## Data shown
════════════════
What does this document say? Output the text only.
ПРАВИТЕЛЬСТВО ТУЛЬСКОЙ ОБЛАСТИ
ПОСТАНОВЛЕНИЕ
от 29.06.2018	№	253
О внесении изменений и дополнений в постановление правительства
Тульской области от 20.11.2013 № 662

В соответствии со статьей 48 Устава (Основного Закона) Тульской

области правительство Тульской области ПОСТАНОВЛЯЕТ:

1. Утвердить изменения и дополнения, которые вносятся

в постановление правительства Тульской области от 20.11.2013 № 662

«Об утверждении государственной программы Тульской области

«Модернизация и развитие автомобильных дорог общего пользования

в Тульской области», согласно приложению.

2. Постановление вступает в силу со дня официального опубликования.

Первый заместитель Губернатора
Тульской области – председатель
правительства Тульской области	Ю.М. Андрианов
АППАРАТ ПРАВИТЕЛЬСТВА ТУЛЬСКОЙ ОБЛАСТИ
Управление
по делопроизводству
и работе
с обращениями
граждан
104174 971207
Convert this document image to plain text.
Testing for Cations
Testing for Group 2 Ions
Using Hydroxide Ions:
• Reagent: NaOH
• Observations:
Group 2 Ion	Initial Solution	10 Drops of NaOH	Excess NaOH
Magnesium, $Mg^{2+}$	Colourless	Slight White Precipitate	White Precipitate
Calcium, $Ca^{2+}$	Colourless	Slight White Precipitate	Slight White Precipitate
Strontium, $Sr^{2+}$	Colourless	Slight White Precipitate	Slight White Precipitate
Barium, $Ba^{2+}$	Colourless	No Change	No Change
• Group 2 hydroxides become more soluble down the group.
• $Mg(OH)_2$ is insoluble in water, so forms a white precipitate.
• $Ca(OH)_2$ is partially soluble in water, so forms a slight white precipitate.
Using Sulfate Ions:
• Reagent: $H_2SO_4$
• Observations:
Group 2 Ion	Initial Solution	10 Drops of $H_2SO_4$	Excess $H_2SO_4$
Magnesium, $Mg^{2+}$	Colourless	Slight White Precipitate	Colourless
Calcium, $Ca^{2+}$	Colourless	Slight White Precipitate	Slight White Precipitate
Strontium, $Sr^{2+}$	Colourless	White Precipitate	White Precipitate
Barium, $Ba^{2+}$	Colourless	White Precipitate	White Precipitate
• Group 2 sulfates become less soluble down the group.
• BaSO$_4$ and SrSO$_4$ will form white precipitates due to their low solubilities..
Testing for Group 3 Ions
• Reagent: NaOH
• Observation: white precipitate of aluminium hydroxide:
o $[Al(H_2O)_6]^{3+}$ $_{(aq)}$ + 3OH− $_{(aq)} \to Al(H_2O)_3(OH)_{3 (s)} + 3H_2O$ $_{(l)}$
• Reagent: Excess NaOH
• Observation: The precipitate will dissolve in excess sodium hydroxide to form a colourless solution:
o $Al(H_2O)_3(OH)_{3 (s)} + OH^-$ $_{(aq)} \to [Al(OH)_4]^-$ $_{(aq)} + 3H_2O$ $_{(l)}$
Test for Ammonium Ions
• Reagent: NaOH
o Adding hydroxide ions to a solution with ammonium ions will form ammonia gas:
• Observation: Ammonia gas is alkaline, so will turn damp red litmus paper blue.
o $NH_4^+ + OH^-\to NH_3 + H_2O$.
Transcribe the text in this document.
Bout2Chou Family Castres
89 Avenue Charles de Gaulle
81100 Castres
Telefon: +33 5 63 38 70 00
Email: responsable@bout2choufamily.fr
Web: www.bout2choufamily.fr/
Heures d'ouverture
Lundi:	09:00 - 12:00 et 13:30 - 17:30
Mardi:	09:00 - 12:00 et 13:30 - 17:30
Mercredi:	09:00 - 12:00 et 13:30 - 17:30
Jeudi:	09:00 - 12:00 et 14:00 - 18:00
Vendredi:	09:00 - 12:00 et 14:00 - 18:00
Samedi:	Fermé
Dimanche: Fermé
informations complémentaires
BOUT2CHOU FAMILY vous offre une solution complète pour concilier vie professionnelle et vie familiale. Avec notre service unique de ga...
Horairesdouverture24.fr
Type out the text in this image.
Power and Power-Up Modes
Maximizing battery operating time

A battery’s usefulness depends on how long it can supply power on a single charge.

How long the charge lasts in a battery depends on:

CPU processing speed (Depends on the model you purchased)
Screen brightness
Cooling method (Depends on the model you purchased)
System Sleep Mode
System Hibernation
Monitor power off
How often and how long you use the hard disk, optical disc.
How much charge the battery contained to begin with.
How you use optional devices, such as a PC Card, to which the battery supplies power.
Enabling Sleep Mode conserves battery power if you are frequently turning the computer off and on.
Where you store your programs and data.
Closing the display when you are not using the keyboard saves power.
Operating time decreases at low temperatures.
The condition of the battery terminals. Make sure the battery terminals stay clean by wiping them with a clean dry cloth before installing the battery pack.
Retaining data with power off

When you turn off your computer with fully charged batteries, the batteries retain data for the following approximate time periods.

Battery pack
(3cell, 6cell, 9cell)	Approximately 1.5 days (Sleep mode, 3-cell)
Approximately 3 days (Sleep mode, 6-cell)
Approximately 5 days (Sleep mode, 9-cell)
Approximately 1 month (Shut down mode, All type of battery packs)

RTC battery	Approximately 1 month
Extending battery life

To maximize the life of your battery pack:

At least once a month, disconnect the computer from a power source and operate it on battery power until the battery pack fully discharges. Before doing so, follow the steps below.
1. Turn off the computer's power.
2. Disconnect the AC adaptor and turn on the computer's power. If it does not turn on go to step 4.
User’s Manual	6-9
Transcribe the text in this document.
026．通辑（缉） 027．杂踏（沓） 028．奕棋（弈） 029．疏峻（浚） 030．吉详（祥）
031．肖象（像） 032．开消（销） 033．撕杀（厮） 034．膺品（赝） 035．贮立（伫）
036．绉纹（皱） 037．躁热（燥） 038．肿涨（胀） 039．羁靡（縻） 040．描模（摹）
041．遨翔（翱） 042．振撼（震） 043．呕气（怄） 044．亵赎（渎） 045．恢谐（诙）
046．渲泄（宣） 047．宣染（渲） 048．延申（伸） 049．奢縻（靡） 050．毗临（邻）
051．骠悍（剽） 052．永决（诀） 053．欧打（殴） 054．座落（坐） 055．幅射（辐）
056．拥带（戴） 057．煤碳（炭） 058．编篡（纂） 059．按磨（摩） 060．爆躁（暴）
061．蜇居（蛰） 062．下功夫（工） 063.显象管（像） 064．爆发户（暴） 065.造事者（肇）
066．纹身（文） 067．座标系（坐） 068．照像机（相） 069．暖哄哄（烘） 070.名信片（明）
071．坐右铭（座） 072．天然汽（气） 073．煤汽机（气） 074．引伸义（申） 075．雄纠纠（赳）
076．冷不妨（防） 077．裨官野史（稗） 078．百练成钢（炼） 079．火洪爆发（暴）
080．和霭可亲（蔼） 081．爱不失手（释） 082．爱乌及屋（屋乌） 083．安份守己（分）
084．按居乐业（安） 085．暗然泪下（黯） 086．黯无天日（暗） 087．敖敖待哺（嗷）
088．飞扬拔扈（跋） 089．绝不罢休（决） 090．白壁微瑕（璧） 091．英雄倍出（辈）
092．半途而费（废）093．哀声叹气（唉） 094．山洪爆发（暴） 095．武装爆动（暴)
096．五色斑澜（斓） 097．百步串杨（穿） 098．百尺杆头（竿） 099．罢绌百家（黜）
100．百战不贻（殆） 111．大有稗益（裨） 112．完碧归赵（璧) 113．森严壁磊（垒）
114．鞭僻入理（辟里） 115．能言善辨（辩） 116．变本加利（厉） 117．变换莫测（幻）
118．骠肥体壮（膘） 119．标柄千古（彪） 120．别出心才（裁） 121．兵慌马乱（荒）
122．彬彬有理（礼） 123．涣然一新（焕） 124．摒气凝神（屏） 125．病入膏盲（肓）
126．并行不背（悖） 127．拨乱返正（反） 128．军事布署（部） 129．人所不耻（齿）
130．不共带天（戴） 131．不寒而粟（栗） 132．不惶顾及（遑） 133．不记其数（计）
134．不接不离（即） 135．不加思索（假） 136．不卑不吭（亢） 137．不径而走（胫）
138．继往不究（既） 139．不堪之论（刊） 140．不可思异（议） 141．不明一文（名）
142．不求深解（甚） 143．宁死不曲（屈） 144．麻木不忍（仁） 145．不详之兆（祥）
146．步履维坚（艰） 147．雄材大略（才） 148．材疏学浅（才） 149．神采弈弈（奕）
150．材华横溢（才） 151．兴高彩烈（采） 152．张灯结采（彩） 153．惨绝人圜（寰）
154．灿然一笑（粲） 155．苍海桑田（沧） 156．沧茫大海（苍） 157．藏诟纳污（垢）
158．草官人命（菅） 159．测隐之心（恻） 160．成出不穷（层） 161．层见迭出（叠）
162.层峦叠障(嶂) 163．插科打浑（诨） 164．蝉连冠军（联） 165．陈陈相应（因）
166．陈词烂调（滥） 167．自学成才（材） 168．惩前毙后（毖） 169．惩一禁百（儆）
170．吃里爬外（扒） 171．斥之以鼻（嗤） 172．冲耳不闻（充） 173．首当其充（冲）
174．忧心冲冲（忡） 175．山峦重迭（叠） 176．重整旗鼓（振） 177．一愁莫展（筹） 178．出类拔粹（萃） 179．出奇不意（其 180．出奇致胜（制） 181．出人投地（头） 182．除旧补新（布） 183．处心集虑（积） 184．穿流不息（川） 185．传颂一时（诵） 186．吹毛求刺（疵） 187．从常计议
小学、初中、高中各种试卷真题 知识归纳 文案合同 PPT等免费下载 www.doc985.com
════════════════
## Task objective
Reproduce each line of the material containing the word "Initial".

## Solution for this problem
Group 2 Ion	Initial Solution	10 Drops of NaOH	Excess NaOH
Group 2 Ion	Initial Solution	10 Drops of $H_2SO_4$	Excess $H_2SO_4$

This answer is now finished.